» **Challenge**: Every line of the data that contains the string "photo" must be copied.

╔══

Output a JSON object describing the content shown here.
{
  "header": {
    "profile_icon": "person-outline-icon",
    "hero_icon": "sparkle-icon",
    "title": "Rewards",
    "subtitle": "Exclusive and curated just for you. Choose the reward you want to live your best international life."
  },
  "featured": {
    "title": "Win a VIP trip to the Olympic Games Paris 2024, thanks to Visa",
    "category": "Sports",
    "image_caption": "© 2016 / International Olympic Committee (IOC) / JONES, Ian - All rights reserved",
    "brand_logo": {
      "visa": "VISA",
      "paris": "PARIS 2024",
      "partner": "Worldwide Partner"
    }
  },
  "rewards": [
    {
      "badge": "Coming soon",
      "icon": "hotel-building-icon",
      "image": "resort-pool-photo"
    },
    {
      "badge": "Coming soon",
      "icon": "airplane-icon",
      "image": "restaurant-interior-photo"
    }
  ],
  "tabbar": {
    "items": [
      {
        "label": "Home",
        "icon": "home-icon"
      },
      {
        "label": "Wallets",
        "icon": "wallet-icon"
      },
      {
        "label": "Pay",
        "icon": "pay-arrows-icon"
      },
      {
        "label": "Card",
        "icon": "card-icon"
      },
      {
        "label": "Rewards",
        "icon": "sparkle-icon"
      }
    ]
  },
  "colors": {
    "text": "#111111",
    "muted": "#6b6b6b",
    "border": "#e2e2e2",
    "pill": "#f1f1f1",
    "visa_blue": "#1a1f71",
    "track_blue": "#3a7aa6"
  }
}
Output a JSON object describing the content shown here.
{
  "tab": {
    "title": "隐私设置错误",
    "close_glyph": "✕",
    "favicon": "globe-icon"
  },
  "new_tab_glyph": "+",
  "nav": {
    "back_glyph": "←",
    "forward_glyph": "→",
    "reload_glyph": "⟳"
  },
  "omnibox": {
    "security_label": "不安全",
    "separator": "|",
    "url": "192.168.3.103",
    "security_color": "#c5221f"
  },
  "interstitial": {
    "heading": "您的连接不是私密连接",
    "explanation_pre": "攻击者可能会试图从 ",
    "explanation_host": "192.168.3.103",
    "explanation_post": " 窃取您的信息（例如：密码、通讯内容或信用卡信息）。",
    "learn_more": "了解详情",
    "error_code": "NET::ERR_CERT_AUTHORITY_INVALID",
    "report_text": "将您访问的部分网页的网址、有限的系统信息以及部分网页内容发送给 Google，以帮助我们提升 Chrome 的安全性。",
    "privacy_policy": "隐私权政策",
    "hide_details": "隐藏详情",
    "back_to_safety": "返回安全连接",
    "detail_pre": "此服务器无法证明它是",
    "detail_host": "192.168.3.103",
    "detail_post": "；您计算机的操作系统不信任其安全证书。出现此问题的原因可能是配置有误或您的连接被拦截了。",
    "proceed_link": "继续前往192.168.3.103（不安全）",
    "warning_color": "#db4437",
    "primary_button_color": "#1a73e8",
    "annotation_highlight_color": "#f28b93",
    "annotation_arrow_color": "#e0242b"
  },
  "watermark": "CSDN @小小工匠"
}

╚══

» **Result for this task**:
      "image": "resort-pool-photo"
      "image": "restaurant-interior-photo"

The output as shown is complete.